Records
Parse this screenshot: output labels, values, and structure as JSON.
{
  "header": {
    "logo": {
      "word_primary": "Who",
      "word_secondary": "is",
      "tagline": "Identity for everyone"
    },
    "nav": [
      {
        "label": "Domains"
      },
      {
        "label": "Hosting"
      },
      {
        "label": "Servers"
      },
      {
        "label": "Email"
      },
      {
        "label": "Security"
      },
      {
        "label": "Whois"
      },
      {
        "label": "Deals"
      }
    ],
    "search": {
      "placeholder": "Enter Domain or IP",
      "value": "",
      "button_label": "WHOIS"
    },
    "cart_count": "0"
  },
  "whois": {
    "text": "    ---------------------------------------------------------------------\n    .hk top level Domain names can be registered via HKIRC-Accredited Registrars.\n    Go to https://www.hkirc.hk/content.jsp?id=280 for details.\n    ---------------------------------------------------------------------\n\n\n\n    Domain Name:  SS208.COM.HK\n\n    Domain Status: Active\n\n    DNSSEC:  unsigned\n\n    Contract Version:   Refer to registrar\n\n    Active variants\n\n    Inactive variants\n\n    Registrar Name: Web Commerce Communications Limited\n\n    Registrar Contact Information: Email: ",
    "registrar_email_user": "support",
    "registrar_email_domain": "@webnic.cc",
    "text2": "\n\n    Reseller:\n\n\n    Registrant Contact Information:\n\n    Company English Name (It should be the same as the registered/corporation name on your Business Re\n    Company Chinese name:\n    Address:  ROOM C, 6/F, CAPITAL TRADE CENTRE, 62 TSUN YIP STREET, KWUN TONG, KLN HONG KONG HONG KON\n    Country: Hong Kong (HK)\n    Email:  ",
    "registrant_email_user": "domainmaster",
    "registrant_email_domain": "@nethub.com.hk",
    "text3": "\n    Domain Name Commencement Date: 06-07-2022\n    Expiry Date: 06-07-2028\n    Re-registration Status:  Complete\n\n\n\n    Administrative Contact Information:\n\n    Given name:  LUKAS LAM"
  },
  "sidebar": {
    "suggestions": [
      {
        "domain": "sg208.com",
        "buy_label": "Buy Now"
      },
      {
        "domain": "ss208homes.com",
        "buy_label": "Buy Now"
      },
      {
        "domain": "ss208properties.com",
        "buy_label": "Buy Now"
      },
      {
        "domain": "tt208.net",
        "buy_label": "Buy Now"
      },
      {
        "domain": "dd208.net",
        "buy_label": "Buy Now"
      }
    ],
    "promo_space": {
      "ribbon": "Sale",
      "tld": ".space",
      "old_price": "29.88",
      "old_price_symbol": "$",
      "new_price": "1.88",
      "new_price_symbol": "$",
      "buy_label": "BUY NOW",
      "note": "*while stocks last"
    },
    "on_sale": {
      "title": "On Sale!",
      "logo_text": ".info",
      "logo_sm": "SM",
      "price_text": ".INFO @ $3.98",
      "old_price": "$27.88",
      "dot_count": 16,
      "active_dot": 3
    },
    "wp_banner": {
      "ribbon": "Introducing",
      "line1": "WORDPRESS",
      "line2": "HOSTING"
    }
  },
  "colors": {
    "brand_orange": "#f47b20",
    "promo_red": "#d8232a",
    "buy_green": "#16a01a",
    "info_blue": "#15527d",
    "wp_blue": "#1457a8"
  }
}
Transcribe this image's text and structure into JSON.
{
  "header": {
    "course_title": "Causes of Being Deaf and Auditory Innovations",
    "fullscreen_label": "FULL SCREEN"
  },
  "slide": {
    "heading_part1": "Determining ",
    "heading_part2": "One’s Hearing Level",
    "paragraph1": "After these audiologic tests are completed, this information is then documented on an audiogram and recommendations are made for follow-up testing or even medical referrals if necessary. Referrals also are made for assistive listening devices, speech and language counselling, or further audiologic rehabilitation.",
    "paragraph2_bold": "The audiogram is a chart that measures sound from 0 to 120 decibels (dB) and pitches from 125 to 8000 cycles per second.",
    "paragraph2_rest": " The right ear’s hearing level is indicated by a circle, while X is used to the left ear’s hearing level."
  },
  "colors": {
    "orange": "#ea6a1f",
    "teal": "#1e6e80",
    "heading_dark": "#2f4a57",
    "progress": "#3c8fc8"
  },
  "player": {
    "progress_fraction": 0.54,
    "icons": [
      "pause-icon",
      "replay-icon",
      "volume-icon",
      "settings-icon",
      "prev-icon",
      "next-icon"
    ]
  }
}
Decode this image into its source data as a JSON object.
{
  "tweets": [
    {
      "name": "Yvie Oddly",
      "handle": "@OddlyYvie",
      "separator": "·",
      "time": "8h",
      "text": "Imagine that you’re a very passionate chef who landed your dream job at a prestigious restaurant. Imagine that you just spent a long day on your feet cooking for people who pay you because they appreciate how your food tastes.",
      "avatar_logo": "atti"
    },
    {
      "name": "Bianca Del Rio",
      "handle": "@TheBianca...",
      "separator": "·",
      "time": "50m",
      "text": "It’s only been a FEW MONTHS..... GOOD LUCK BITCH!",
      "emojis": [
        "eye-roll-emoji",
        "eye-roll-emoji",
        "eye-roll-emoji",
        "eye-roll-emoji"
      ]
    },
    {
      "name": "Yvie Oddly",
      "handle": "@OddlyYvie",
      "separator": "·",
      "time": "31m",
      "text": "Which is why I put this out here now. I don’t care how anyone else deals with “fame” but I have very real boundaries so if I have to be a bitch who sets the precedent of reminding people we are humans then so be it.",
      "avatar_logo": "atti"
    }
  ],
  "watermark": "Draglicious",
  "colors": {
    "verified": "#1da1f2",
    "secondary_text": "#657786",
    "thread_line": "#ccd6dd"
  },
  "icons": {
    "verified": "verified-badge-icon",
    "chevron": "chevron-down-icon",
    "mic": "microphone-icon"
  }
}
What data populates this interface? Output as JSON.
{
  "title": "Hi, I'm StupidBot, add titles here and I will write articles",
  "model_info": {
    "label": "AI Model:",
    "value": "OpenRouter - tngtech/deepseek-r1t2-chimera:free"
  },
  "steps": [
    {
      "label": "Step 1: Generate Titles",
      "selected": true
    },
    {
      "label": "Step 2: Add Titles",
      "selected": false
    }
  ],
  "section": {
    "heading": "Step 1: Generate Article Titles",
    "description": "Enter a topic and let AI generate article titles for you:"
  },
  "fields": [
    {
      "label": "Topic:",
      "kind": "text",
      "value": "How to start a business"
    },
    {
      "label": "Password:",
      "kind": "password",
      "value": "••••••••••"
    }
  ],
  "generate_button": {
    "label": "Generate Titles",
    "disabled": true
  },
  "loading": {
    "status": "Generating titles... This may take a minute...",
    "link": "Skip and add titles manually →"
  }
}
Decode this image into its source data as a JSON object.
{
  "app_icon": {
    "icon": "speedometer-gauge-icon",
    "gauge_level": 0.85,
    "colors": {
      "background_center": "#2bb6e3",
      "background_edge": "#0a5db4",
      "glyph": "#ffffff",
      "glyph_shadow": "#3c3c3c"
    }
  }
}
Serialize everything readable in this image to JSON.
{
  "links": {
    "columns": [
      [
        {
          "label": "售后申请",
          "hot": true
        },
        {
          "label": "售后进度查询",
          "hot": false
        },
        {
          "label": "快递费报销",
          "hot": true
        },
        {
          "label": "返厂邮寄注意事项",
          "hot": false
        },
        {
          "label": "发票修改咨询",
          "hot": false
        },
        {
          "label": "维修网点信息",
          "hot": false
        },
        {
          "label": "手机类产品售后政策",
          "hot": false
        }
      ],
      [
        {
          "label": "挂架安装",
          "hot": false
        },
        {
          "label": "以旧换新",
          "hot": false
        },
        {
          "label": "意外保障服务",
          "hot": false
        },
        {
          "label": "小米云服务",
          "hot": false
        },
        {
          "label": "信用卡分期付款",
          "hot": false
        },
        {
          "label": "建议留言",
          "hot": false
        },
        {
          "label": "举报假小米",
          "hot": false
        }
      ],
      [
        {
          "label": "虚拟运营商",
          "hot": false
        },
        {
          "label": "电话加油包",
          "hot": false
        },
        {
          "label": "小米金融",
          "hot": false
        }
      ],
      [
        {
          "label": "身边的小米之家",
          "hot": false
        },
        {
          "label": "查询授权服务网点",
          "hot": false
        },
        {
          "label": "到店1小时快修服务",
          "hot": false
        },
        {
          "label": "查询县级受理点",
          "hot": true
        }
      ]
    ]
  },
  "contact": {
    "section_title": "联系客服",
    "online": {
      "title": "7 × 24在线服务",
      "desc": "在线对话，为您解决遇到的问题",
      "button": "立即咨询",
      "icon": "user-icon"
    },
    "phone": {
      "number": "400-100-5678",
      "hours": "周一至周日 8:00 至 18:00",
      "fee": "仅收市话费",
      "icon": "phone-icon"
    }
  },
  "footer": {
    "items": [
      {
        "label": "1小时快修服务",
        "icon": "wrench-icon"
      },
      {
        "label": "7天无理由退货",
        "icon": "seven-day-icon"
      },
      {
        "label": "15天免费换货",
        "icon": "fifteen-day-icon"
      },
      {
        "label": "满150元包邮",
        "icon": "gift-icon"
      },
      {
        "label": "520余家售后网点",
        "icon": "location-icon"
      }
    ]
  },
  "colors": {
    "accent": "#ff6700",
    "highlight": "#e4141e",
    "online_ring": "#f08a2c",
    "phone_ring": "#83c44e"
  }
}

**JOB:** Ascertain the number of lines in the entries that include the word "while", and report only that number.

**FINAL RESULT:** 2